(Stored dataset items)
********************

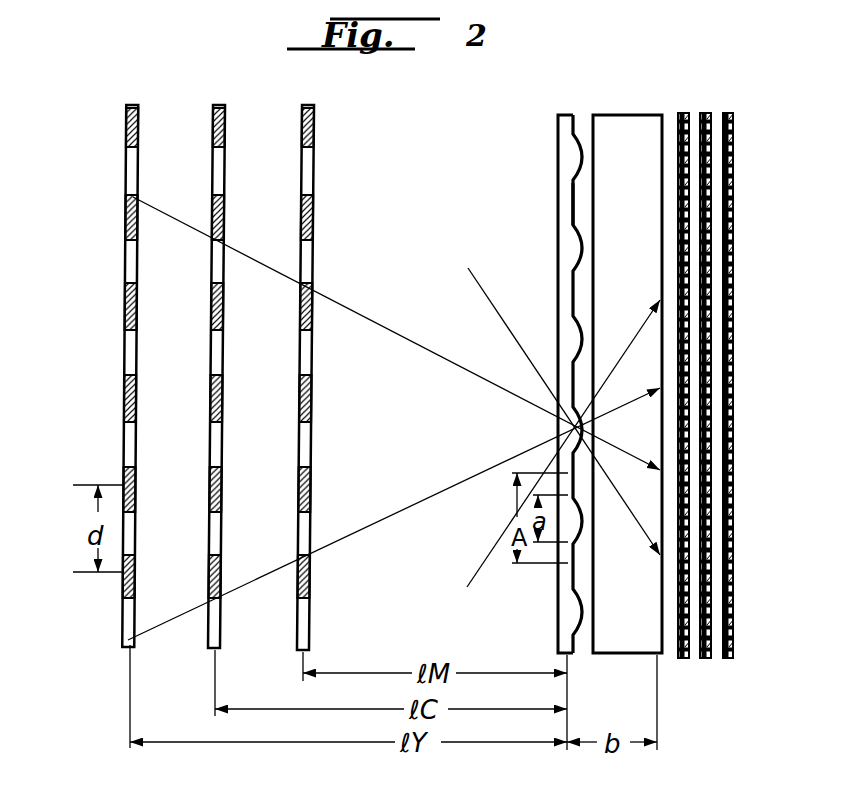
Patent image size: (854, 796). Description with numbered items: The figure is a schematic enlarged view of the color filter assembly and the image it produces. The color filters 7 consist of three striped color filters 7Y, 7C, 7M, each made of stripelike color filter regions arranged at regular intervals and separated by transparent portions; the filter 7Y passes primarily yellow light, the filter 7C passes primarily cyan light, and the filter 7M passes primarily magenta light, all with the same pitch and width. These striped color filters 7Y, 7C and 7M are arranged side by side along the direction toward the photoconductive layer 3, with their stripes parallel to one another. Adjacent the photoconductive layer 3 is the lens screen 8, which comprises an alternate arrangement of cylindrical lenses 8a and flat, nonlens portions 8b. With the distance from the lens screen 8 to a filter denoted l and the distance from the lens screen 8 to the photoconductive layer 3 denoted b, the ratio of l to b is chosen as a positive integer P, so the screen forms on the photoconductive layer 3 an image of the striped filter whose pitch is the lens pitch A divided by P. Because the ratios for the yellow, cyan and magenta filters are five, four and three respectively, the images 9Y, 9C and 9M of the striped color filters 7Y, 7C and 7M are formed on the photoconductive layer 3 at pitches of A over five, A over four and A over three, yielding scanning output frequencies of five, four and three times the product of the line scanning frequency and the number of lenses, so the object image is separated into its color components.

The color filters 7 is at (222, 67).
The striped color filter 7Y is at (140, 97).
The striped color filter 7C is at (226, 97).
The striped color filter 7M is at (314, 96).
The lens screen 8 is at (566, 115).
The cylindrical lenses 8a is at (578, 148).
The flat, nonlens portions 8b is at (573, 208).
The photoconductive layer 3 is at (662, 137).
The image of the yellow color filter 9Y is at (683, 113).
The image of the cyan color filter 9C is at (706, 113).
The image of the magenta color filter 9M is at (731, 113).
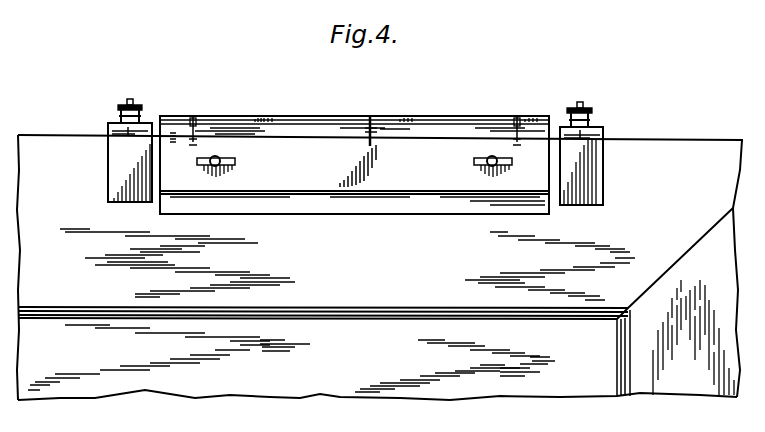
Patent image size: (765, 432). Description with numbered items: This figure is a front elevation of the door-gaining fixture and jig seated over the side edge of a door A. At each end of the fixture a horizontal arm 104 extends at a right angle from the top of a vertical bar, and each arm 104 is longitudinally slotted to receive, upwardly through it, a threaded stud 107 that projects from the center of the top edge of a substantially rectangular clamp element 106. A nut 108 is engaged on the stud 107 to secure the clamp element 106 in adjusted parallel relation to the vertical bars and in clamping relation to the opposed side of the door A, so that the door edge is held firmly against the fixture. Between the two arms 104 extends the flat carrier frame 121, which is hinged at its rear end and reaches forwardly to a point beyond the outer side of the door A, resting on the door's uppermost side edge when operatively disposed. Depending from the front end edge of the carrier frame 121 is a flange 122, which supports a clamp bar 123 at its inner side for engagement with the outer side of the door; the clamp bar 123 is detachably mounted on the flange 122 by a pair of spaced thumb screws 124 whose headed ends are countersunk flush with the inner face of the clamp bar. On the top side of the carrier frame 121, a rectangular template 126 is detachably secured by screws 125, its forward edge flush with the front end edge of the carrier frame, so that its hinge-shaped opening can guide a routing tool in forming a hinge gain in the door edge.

The door A is at (676, 147).
The horizontal arm 104 is at (110, 127).
The clamp element 106 is at (116, 171).
The threaded stud 107 is at (130, 98).
The nut 108 is at (121, 107).
The carrier frame 121 is at (268, 128).
The flange 122 is at (380, 140).
The clamp bar 123 is at (362, 206).
The thumb screw 124 is at (221, 160).
The screw 125 is at (193, 116).
The template 126 is at (327, 116).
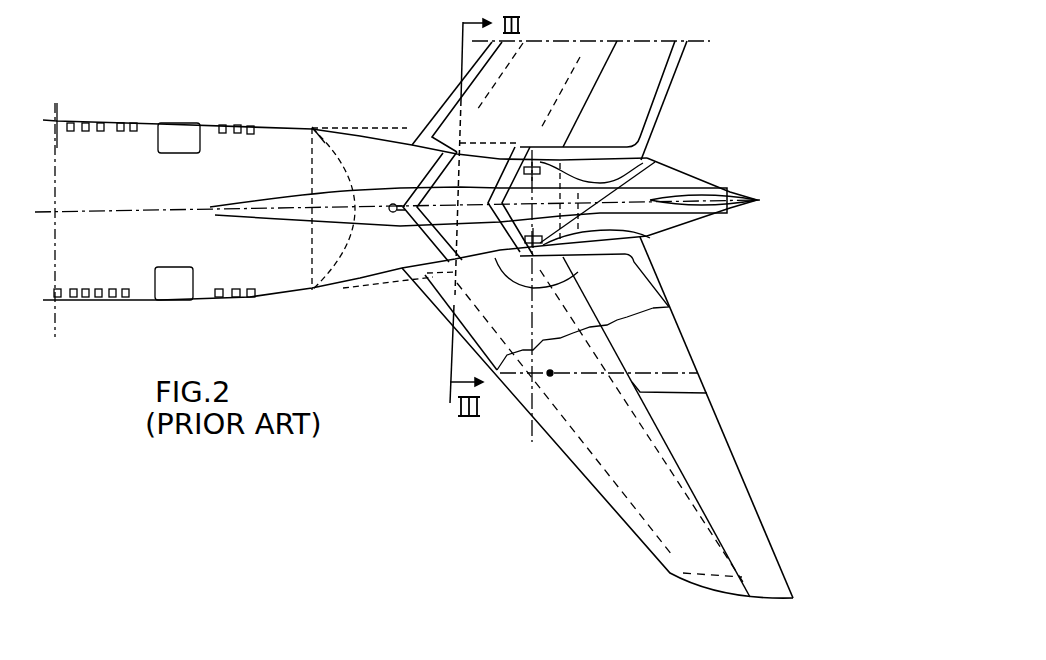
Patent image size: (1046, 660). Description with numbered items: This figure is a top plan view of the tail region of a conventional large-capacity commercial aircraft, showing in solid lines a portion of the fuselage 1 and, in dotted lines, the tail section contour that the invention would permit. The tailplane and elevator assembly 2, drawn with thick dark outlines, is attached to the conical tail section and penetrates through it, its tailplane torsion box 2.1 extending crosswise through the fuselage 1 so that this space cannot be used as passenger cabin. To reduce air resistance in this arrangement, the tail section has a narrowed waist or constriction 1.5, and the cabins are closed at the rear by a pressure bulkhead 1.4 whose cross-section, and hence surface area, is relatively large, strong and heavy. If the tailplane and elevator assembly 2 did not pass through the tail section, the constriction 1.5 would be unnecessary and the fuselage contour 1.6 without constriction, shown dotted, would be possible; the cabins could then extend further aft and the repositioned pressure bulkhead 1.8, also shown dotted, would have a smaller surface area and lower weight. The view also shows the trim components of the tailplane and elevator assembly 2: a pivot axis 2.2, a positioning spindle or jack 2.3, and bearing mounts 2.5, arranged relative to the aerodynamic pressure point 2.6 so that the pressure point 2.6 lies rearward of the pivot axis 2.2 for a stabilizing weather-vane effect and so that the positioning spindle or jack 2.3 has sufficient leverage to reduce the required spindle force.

The fuselage 1 is at (113, 262).
The pressure bulkhead 1.4 is at (338, 263).
The constriction 1.5 is at (552, 286).
The fuselage contour 1.6 is at (494, 125).
The repositioned pressure bulkhead 1.8 is at (640, 237).
The tailplane and elevator assembly 2 is at (683, 64).
The tailplane torsion box 2.1 is at (623, 452).
The pivot axis 2.2 is at (531, 429).
The positioning spindle or jack 2.3 is at (390, 216).
The bearing mounts 2.5 is at (614, 193).
The aerodynamic pressure point 2.6 is at (553, 372).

********************

## What you will do
Rewrite the lines from the one containing "Patent image size: (765, 432)." up to and including the one containing "The door A is at (676, 147).", swapping "fixture" for "device" and keeping everything else the same.

## Solution
Patent image size: (765, 432). Description with numbered items: This figure is a front elevation of the door-gaining device and jig seated over the side edge of a door A. At each end of the device a horizontal arm 104 extends at a right angle from the top of a vertical bar, and each arm 104 is longitudinally slotted to receive, upwardly through it, a threaded stud 107 that projects from the center of the top edge of a substantially rectangular clamp element 106. A nut 108 is engaged on the stud 107 to secure the clamp element 106 in adjusted parallel relation to the vertical bars and in clamping relation to the opposed side of the door A, so that the door edge is held firmly against the device. Between the two arms 104 extends the flat carrier frame 121, which is hinged at its rear end and reaches forwardly to a point beyond the outer side of the door A, resting on the door's uppermost side edge when operatively disposed. Depending from the front end edge of the carrier frame 121 is a flange 122, which supports a clamp bar 123 at its inner side for engagement with the outer side of the door; the clamp bar 123 is detachably mounted on the flange 122 by a pair of spaced thumb screws 124 whose headed ends are countersunk flush with the inner face of the clamp bar. On the top side of the carrier frame 121, a rectangular template 126 is detachably secured by screws 125, its forward edge flush with the front end edge of the carrier frame, so that its hinge-shaped opening can guide a routing tool in forming a hinge gain in the door edge.

The door A is at (676, 147).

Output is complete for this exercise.